## What needs to be done:
Retype the whole listing, please, keeping every line exact and dropping the pictures.

Extracted records:
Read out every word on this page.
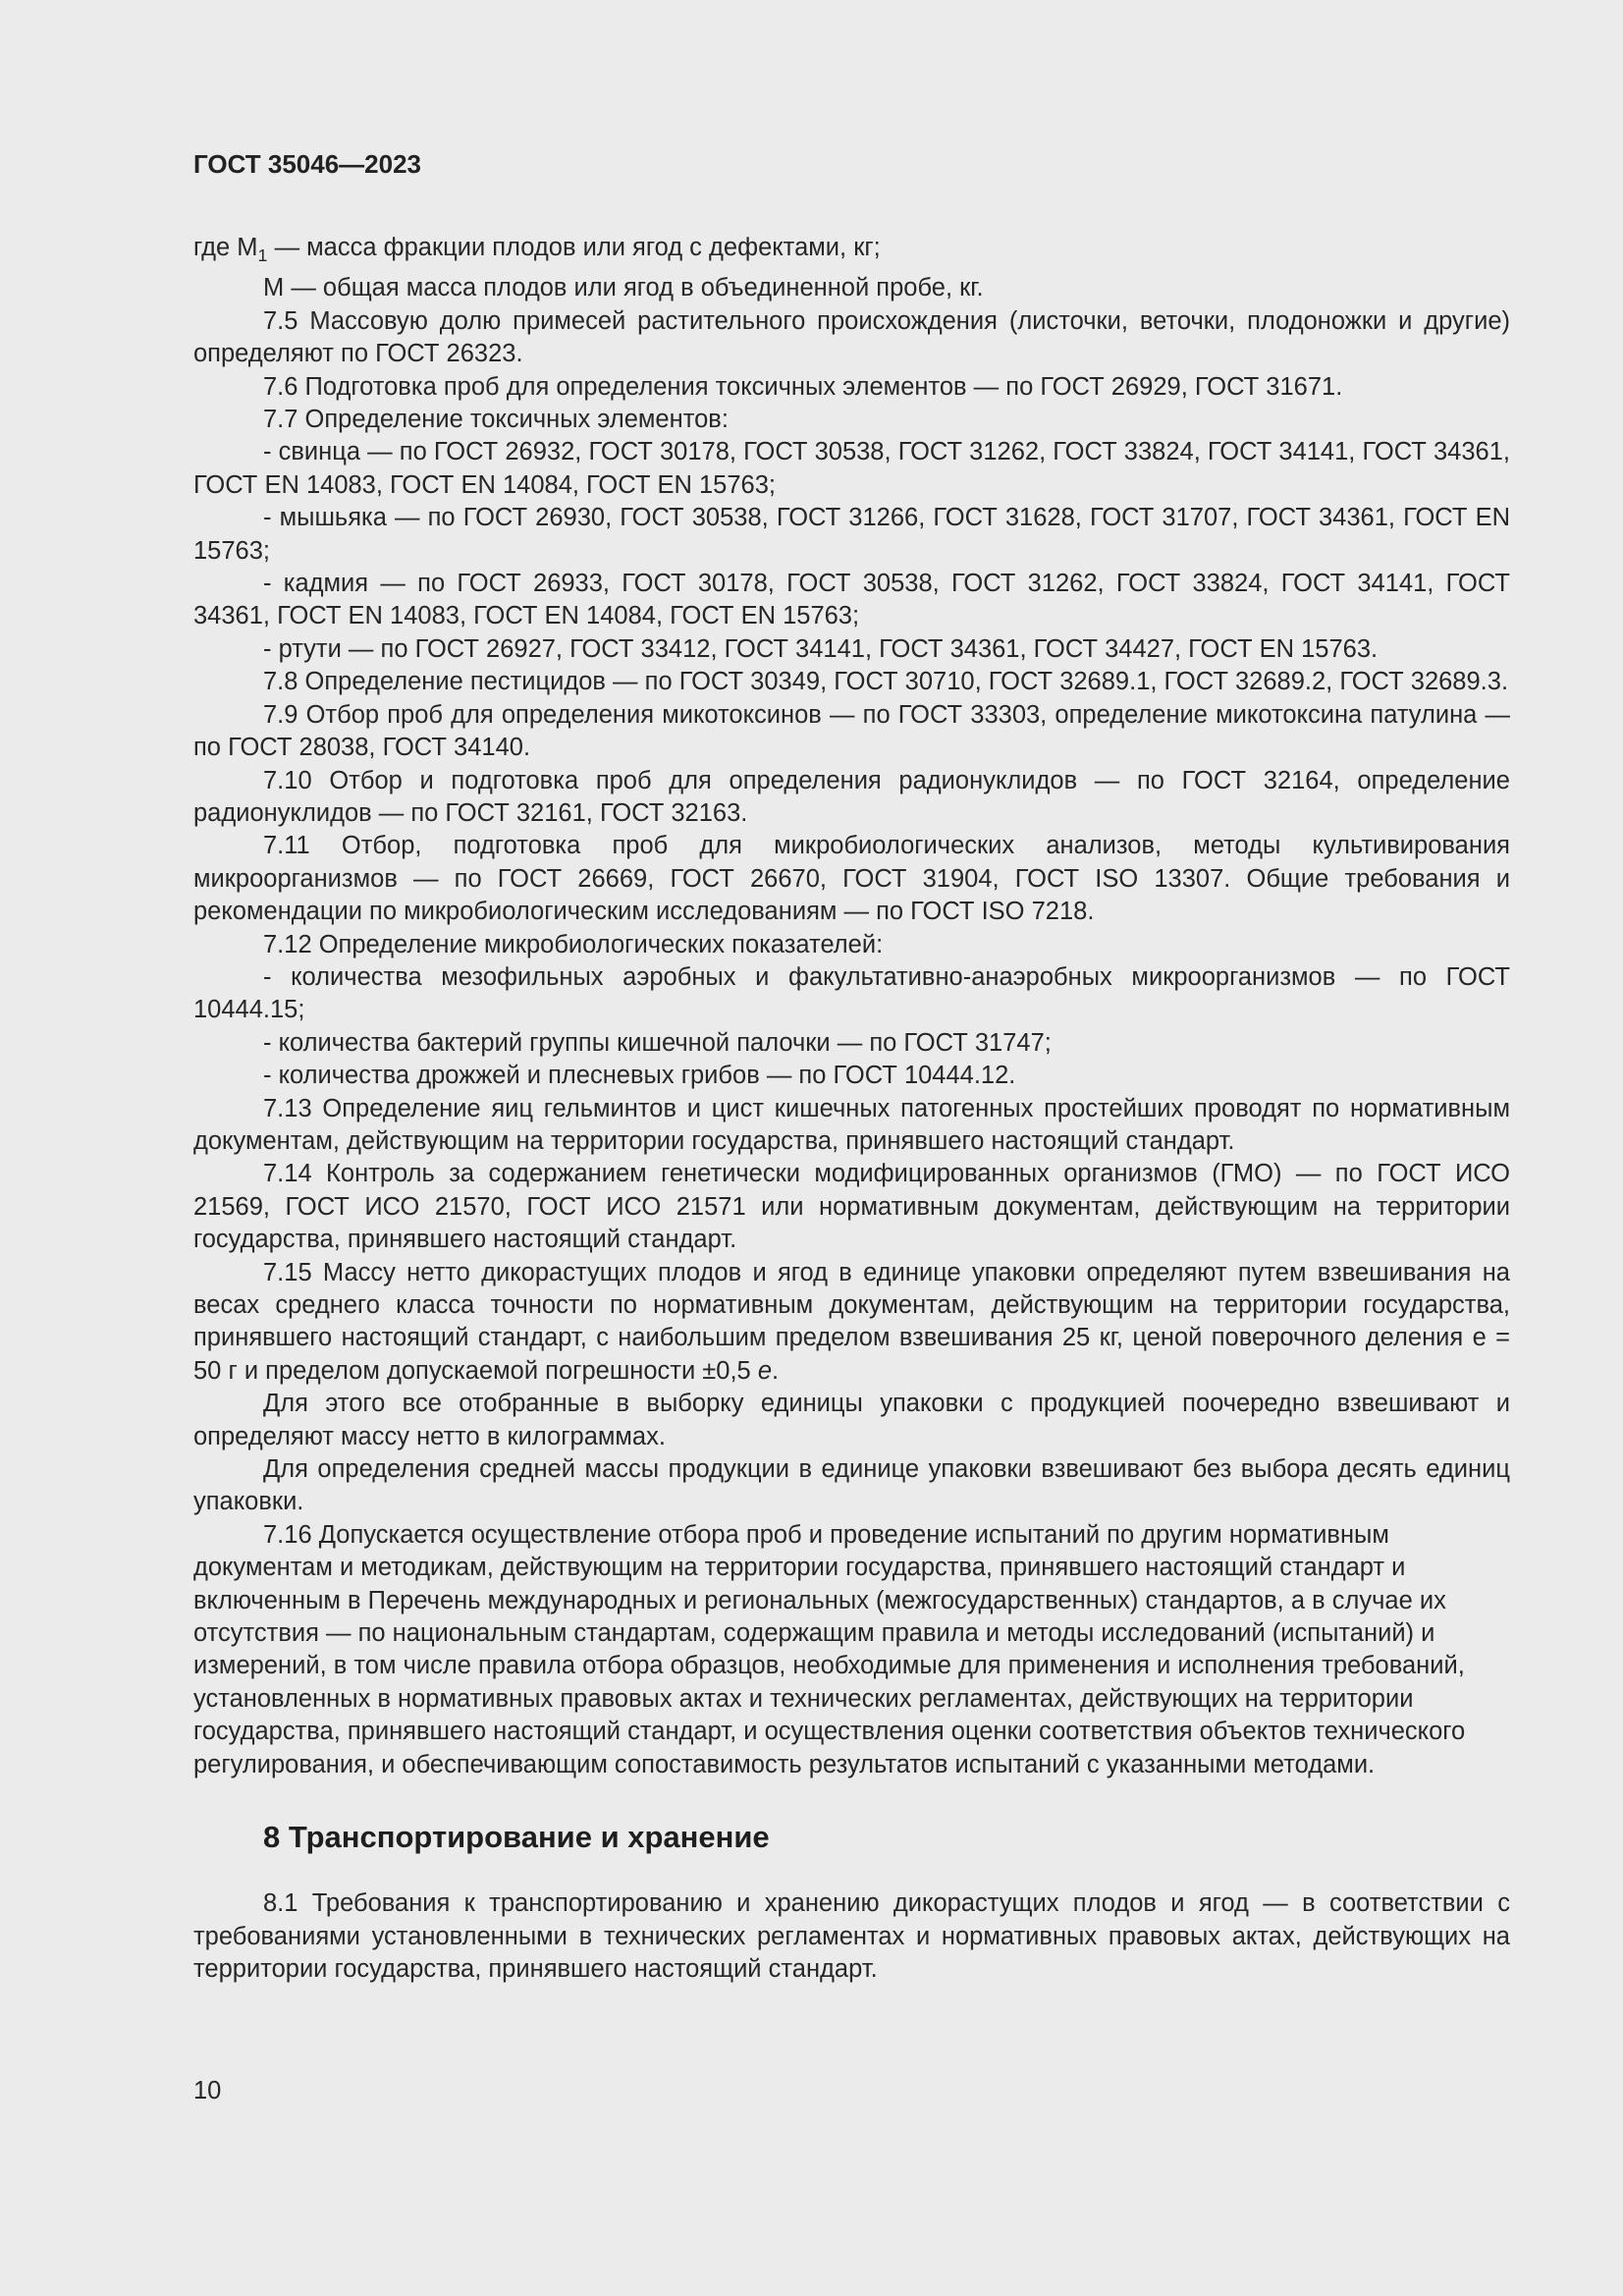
ГОСТ 35046—2023

где $M_1$ — масса фракции плодов или ягод с дефектами, кг;

M — общая масса плодов или ягод в объединенной пробе, кг.

7.5 Массовую долю примесей растительного происхождения (листочки, веточки, плодоножки и другие) определяют по ГОСТ 26323.

7.6 Подготовка проб для определения токсичных элементов — по ГОСТ 26929, ГОСТ 31671.

7.7 Определение токсичных элементов:

- свинца — по ГОСТ 26932, ГОСТ 30178, ГОСТ 30538, ГОСТ 31262, ГОСТ 33824, ГОСТ 34141, ГОСТ 34361, ГОСТ EN 14083, ГОСТ EN 14084, ГОСТ EN 15763;

- мышьяка — по ГОСТ 26930, ГОСТ 30538, ГОСТ 31266, ГОСТ 31628, ГОСТ 31707, ГОСТ 34361, ГОСТ EN 15763;

- кадмия — по ГОСТ 26933, ГОСТ 30178, ГОСТ 30538, ГОСТ 31262, ГОСТ 33824, ГОСТ 34141, ГОСТ 34361, ГОСТ EN 14083, ГОСТ EN 14084, ГОСТ EN 15763;

- ртути — по ГОСТ 26927, ГОСТ 33412, ГОСТ 34141, ГОСТ 34361, ГОСТ 34427, ГОСТ EN 15763.

7.8 Определение пестицидов — по ГОСТ 30349, ГОСТ 30710, ГОСТ 32689.1, ГОСТ 32689.2, ГОСТ 32689.3.

7.9 Отбор проб для определения микотоксинов — по ГОСТ 33303, определение микотоксина патулина — по ГОСТ 28038, ГОСТ 34140.

7.10 Отбор и подготовка проб для определения радионуклидов — по ГОСТ 32164, определение радионуклидов — по ГОСТ 32161, ГОСТ 32163.

7.11 Отбор, подготовка проб для микробиологических анализов, методы культивирования микроорганизмов — по ГОСТ 26669, ГОСТ 26670, ГОСТ 31904, ГОСТ ISO 13307. Общие требования и рекомендации по микробиологическим исследованиям — по ГОСТ ISO 7218.

7.12 Определение микробиологических показателей:

- количества мезофильных аэробных и факультативно-анаэробных микроорганизмов — по ГОСТ 10444.15;

- количества бактерий группы кишечной палочки — по ГОСТ 31747;

- количества дрожжей и плесневых грибов — по ГОСТ 10444.12.

7.13 Определение яиц гельминтов и цист кишечных патогенных простейших проводят по нормативным документам, действующим на территории государства, принявшего настоящий стандарт.

7.14 Контроль за содержанием генетически модифицированных организмов (ГМО) — по ГОСТ ИСО 21569, ГОСТ ИСО 21570, ГОСТ ИСО 21571 или нормативным документам, действующим на территории государства, принявшего настоящий стандарт.

7.15 Массу нетто дикорастущих плодов и ягод в единице упаковки определяют путем взвешивания на весах среднего класса точности по нормативным документам, действующим на территории государства, принявшего настоящий стандарт, с наибольшим пределом взвешивания 25 кг, ценой поверочного деления e = 50 г и пределом допускаемой погрешности ±0,5 e.

Для этого все отобранные в выборку единицы упаковки с продукцией поочередно взвешивают и определяют массу нетто в килограммах.

Для определения средней массы продукции в единице упаковки взвешивают без выбора десять единиц упаковки.

7.16 Допускается осуществление отбора проб и проведение испытаний по другим нормативным документам и методикам, действующим на территории государства, принявшего настоящий стандарт и включенным в Перечень международных и региональных (межгосударственных) стандартов, а в случае их отсутствия — по национальным стандартам, содержащим правила и методы исследований (испытаний) и измерений, в том числе правила отбора образцов, необходимые для применения и исполнения требований, установленных в нормативных правовых актах и технических регламентах, действующих на территории государства, принявшего настоящий стандарт, и осуществления оценки соответствия объектов технического регулирования, и обеспечивающим сопоставимость результатов испытаний с указанными методами.

8 Транспортирование и хранение

8.1 Требования к транспортированию и хранению дикорастущих плодов и ягод — в соответствии с требованиями установленными в технических регламентах и нормативных правовых актах, действующих на территории государства, принявшего настоящий стандарт.

10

## Exercise answer:
Read out every word on this page.
ГОСТ 35046—2023

где $M_1$ — масса фракции плодов или ягод с дефектами, кг;

M — общая масса плодов или ягод в объединенной пробе, кг.

7.5 Массовую долю примесей растительного происхождения (листочки, веточки, плодоножки и другие) определяют по ГОСТ 26323.

7.6 Подготовка проб для определения токсичных элементов — по ГОСТ 26929, ГОСТ 31671.

7.7 Определение токсичных элементов:

- свинца — по ГОСТ 26932, ГОСТ 30178, ГОСТ 30538, ГОСТ 31262, ГОСТ 33824, ГОСТ 34141, ГОСТ 34361, ГОСТ EN 14083, ГОСТ EN 14084, ГОСТ EN 15763;

- мышьяка — по ГОСТ 26930, ГОСТ 30538, ГОСТ 31266, ГОСТ 31628, ГОСТ 31707, ГОСТ 34361, ГОСТ EN 15763;

- кадмия — по ГОСТ 26933, ГОСТ 30178, ГОСТ 30538, ГОСТ 31262, ГОСТ 33824, ГОСТ 34141, ГОСТ 34361, ГОСТ EN 14083, ГОСТ EN 14084, ГОСТ EN 15763;

- ртути — по ГОСТ 26927, ГОСТ 33412, ГОСТ 34141, ГОСТ 34361, ГОСТ 34427, ГОСТ EN 15763.

7.8 Определение пестицидов — по ГОСТ 30349, ГОСТ 30710, ГОСТ 32689.1, ГОСТ 32689.2, ГОСТ 32689.3.

7.9 Отбор проб для определения микотоксинов — по ГОСТ 33303, определение микотоксина патулина — по ГОСТ 28038, ГОСТ 34140.

7.10 Отбор и подготовка проб для определения радионуклидов — по ГОСТ 32164, определение радионуклидов — по ГОСТ 32161, ГОСТ 32163.

7.11 Отбор, подготовка проб для микробиологических анализов, методы культивирования микроорганизмов — по ГОСТ 26669, ГОСТ 26670, ГОСТ 31904, ГОСТ ISO 13307. Общие требования и рекомендации по микробиологическим исследованиям — по ГОСТ ISO 7218.

7.12 Определение микробиологических показателей:

- количества мезофильных аэробных и факультативно-анаэробных микроорганизмов — по ГОСТ 10444.15;

- количества бактерий группы кишечной палочки — по ГОСТ 31747;

- количества дрожжей и плесневых грибов — по ГОСТ 10444.12.

7.13 Определение яиц гельминтов и цист кишечных патогенных простейших проводят по нормативным документам, действующим на территории государства, принявшего настоящий стандарт.

7.14 Контроль за содержанием генетически модифицированных организмов (ГМО) — по ГОСТ ИСО 21569, ГОСТ ИСО 21570, ГОСТ ИСО 21571 или нормативным документам, действующим на территории государства, принявшего настоящий стандарт.

7.15 Массу нетто дикорастущих плодов и ягод в единице упаковки определяют путем взвешивания на весах среднего класса точности по нормативным документам, действующим на территории государства, принявшего настоящий стандарт, с наибольшим пределом взвешивания 25 кг, ценой поверочного деления e = 50 г и пределом допускаемой погрешности ±0,5 e.

Для этого все отобранные в выборку единицы упаковки с продукцией поочередно взвешивают и определяют массу нетто в килограммах.

Для определения средней массы продукции в единице упаковки взвешивают без выбора десять единиц упаковки.

7.16 Допускается осуществление отбора проб и проведение испытаний по другим нормативным документам и методикам, действующим на территории государства, принявшего настоящий стандарт и включенным в Перечень международных и региональных (межгосударственных) стандартов, а в случае их отсутствия — по национальным стандартам, содержащим правила и методы исследований (испытаний) и измерений, в том числе правила отбора образцов, необходимые для применения и исполнения требований, установленных в нормативных правовых актах и технических регламентах, действующих на территории государства, принявшего настоящий стандарт, и осуществления оценки соответствия объектов технического регулирования, и обеспечивающим сопоставимость результатов испытаний с указанными методами.

8 Транспортирование и хранение

8.1 Требования к транспортированию и хранению дикорастущих плодов и ягод — в соответствии с требованиями установленными в технических регламентах и нормативных правовых актах, действующих на территории государства, принявшего настоящий стандарт.

10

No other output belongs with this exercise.